INFORMATION SUPPLIED |
[start]
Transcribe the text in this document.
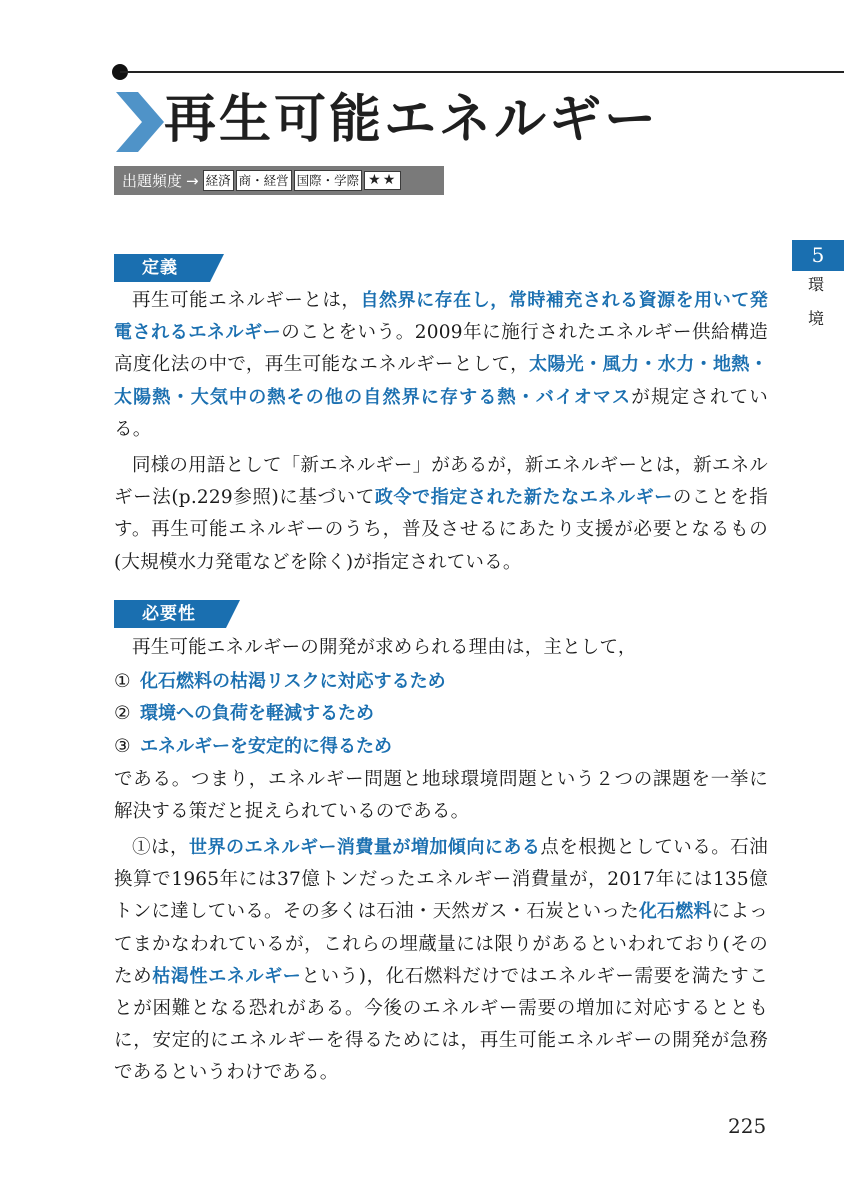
再生可能エネルギー
出題頻度 → 経済 商・経営 国際・学際 ★★
5
環
境
定義

再生可能エネルギーとは，自然界に存在し，常時補充される資源を用いて発電されるエネルギーのことをいう。2009年に施行されたエネルギー供給構造高度化法の中で，再生可能なエネルギーとして，太陽光・風力・水力・地熱・太陽熱・大気中の熱その他の自然界に存する熱・バイオマスが規定されている。

同様の用語として「新エネルギー」があるが，新エネルギーとは，新エネルギー法(p.229参照)に基づいて政令で指定された新たなエネルギーのことを指す。再生可能エネルギーのうち，普及させるにあたり支援が必要となるもの(大規模水力発電などを除く)が指定されている。

必要性

再生可能エネルギーの開発が求められる理由は，主として，

① 化石燃料の枯渇リスクに対応するため
② 環境への負荷を軽減するため
③ エネルギーを安定的に得るため

である。つまり，エネルギー問題と地球環境問題という２つの課題を一挙に解決する策だと捉えられているのである。

①は，世界のエネルギー消費量が増加傾向にある点を根拠としている。石油換算で1965年には37億トンだったエネルギー消費量が，2017年には135億トンに達している。その多くは石油・天然ガス・石炭といった化石燃料によってまかなわれているが，これらの埋蔵量には限りがあるといわれており(そのため枯渇性エネルギーという)，化石燃料だけではエネルギー需要を満たすことが困難となる恐れがある。今後のエネルギー需要の増加に対応するとともに，安定的にエネルギーを得るためには，再生可能エネルギーの開発が急務であるというわけである。

225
[end]
JOB | Reproduce the entries above exactly. Do not include the images.

SOLVED PROBLEM |
Transcribe the text in this document.
再生可能エネルギー
出題頻度 → 経済 商・経営 国際・学際 ★★
5
環
境
定義

再生可能エネルギーとは，自然界に存在し，常時補充される資源を用いて発電されるエネルギーのことをいう。2009年に施行されたエネルギー供給構造高度化法の中で，再生可能なエネルギーとして，太陽光・風力・水力・地熱・太陽熱・大気中の熱その他の自然界に存する熱・バイオマスが規定されている。

同様の用語として「新エネルギー」があるが，新エネルギーとは，新エネルギー法(p.229参照)に基づいて政令で指定された新たなエネルギーのことを指す。再生可能エネルギーのうち，普及させるにあたり支援が必要となるもの(大規模水力発電などを除く)が指定されている。

必要性

再生可能エネルギーの開発が求められる理由は，主として，

① 化石燃料の枯渇リスクに対応するため
② 環境への負荷を軽減するため
③ エネルギーを安定的に得るため

である。つまり，エネルギー問題と地球環境問題という２つの課題を一挙に解決する策だと捉えられているのである。

①は，世界のエネルギー消費量が増加傾向にある点を根拠としている。石油換算で1965年には37億トンだったエネルギー消費量が，2017年には135億トンに達している。その多くは石油・天然ガス・石炭といった化石燃料によってまかなわれているが，これらの埋蔵量には限りがあるといわれており(そのため枯渇性エネルギーという)，化石燃料だけではエネルギー需要を満たすことが困難となる恐れがある。今後のエネルギー需要の増加に対応するとともに，安定的にエネルギーを得るためには，再生可能エネルギーの開発が急務であるというわけである。

225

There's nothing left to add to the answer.